*Short problem:* Find each line containing the string "从历史上看" and return it.

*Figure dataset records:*
----

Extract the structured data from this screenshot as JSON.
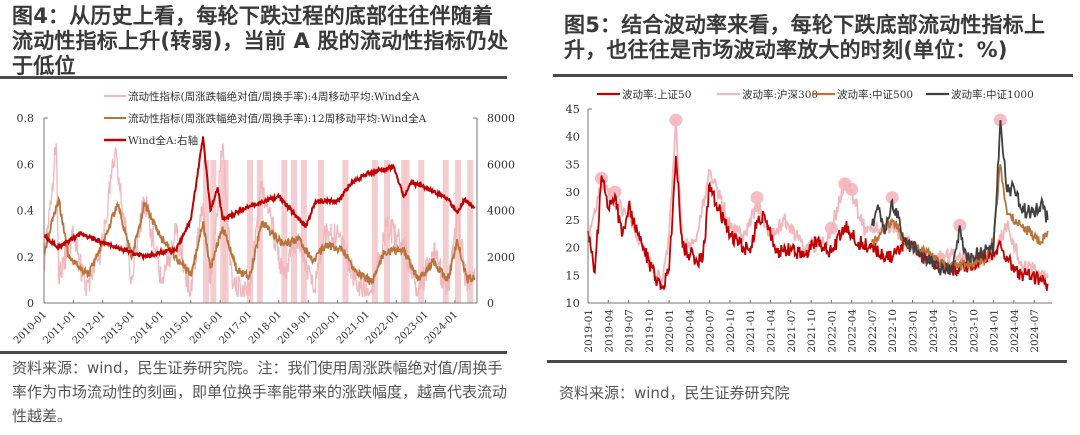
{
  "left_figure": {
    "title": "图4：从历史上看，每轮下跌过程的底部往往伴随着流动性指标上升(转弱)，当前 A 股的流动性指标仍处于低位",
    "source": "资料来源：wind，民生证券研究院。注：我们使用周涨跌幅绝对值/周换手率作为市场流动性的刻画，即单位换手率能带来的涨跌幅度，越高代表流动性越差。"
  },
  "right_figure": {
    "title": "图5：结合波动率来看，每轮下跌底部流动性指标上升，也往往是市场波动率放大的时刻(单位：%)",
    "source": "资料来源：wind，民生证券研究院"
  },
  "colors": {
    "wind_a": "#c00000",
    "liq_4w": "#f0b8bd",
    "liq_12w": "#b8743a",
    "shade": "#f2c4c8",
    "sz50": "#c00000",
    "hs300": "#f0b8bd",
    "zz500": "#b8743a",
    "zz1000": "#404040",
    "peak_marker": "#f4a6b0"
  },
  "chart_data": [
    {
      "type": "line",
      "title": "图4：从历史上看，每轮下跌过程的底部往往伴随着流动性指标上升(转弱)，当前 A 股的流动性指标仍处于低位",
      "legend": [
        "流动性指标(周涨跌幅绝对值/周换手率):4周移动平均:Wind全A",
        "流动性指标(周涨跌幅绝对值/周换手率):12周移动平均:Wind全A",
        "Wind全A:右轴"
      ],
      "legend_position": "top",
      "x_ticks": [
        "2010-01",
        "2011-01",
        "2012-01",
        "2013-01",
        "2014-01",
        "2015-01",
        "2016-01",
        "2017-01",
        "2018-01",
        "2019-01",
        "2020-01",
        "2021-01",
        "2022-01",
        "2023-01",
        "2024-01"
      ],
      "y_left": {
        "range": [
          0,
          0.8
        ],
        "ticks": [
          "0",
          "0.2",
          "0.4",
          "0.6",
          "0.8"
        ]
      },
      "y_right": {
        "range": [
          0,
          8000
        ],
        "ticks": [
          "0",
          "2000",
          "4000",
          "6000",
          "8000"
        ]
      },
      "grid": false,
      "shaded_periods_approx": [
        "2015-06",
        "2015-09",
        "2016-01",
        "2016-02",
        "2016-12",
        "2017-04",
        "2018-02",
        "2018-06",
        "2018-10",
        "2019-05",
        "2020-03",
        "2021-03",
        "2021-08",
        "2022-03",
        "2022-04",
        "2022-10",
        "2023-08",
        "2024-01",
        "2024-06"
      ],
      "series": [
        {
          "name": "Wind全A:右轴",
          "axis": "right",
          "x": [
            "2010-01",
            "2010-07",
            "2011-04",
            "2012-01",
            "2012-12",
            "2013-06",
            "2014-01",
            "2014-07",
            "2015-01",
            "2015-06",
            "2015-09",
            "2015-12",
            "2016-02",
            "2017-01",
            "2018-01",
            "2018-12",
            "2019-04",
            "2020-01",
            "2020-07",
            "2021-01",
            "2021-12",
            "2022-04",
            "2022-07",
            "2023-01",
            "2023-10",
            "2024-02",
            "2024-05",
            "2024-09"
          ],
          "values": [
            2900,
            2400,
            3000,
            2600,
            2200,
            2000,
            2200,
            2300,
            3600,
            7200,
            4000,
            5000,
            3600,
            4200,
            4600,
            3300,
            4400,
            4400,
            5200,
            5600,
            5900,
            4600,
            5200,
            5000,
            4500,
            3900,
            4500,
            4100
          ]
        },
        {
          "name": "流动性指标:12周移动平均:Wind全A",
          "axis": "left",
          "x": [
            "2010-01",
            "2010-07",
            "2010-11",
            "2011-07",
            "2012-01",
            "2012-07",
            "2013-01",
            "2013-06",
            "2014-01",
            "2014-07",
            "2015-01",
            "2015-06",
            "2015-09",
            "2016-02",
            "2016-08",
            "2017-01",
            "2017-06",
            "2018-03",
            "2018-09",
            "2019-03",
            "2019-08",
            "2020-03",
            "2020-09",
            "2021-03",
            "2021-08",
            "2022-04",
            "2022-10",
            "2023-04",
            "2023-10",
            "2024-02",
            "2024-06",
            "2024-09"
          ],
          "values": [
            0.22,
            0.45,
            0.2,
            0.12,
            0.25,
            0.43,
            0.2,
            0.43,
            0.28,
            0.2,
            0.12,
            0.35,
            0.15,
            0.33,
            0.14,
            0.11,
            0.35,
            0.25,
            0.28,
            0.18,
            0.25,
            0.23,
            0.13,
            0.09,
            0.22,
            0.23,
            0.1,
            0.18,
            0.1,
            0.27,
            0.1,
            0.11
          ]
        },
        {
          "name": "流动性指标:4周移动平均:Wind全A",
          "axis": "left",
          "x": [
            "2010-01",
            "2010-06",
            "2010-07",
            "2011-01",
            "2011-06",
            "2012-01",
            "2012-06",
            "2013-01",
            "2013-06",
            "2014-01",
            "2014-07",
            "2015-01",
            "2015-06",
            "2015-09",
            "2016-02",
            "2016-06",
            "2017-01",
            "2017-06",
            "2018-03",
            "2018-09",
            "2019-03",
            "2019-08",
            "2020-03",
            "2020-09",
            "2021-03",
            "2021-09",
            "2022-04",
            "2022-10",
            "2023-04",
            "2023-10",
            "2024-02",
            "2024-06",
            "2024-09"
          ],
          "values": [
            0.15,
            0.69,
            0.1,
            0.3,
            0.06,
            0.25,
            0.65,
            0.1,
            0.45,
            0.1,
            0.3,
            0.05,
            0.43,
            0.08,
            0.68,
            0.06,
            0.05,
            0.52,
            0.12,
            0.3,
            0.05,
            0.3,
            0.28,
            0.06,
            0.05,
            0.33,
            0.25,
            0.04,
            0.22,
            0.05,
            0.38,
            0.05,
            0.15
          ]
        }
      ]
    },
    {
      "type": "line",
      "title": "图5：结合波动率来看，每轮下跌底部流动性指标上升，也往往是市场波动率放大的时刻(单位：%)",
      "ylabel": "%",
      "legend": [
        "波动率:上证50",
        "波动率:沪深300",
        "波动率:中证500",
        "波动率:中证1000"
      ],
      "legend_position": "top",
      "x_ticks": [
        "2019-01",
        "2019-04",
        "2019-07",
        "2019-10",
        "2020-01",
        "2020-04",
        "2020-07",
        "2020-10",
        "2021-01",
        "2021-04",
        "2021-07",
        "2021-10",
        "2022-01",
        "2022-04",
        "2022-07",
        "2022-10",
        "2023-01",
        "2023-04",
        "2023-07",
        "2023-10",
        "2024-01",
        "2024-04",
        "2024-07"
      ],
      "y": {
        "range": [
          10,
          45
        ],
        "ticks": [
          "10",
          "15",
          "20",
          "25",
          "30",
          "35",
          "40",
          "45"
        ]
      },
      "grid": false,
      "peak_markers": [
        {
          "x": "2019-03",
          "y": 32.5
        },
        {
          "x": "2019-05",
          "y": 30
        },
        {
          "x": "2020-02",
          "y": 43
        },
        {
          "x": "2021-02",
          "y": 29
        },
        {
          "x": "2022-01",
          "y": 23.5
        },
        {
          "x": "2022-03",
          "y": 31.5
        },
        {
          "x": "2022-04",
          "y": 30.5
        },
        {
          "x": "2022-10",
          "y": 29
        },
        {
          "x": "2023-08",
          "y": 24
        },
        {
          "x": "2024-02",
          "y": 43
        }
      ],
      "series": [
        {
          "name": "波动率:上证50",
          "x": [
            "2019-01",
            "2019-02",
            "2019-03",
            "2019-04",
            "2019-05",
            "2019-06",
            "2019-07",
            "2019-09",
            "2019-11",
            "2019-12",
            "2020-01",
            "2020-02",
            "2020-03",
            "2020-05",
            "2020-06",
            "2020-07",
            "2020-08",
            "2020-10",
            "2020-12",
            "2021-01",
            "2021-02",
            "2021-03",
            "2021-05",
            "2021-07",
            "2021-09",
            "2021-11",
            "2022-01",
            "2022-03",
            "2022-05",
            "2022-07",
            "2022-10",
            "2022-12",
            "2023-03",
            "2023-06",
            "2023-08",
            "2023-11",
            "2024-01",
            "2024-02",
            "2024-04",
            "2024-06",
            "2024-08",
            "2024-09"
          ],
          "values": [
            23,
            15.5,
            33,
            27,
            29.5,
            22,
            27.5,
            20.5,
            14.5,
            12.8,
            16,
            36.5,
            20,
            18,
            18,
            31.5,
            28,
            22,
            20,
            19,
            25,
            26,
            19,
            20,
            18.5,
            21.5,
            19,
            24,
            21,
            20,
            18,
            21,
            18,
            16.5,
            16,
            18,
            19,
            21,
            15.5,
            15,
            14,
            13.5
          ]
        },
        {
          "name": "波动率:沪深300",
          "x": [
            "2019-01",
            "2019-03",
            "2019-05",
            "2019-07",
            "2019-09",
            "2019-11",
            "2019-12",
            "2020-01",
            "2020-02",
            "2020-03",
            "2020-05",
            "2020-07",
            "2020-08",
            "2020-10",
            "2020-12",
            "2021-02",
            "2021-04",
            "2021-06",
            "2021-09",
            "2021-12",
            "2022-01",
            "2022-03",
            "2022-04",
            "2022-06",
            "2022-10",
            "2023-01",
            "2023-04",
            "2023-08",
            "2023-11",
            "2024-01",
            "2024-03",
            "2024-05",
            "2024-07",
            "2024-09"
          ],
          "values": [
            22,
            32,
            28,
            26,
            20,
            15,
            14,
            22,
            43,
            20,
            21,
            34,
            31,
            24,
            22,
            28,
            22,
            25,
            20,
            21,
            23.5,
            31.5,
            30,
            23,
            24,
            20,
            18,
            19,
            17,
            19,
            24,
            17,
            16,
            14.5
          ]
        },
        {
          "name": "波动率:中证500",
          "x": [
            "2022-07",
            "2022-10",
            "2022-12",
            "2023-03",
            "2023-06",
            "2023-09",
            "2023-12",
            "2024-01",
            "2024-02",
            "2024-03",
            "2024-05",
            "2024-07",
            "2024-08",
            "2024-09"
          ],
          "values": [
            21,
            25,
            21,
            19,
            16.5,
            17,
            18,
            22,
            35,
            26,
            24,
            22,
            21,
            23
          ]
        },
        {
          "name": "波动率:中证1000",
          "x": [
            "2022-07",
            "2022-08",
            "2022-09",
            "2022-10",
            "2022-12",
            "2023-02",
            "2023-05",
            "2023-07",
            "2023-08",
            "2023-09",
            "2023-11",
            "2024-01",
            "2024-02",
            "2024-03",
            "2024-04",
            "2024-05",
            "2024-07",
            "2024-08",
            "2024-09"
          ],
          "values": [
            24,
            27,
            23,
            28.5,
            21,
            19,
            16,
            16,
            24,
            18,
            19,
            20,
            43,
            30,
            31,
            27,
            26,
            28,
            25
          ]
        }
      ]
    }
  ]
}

----

*Solution to this task:*
    "title": "图4：从历史上看，每轮下跌过程的底部往往伴随着流动性指标上升(转弱)，当前 A 股的流动性指标仍处于低位",
      "title": "图4：从历史上看，每轮下跌过程的底部往往伴随着流动性指标上升(转弱)，当前 A 股的流动性指标仍处于低位",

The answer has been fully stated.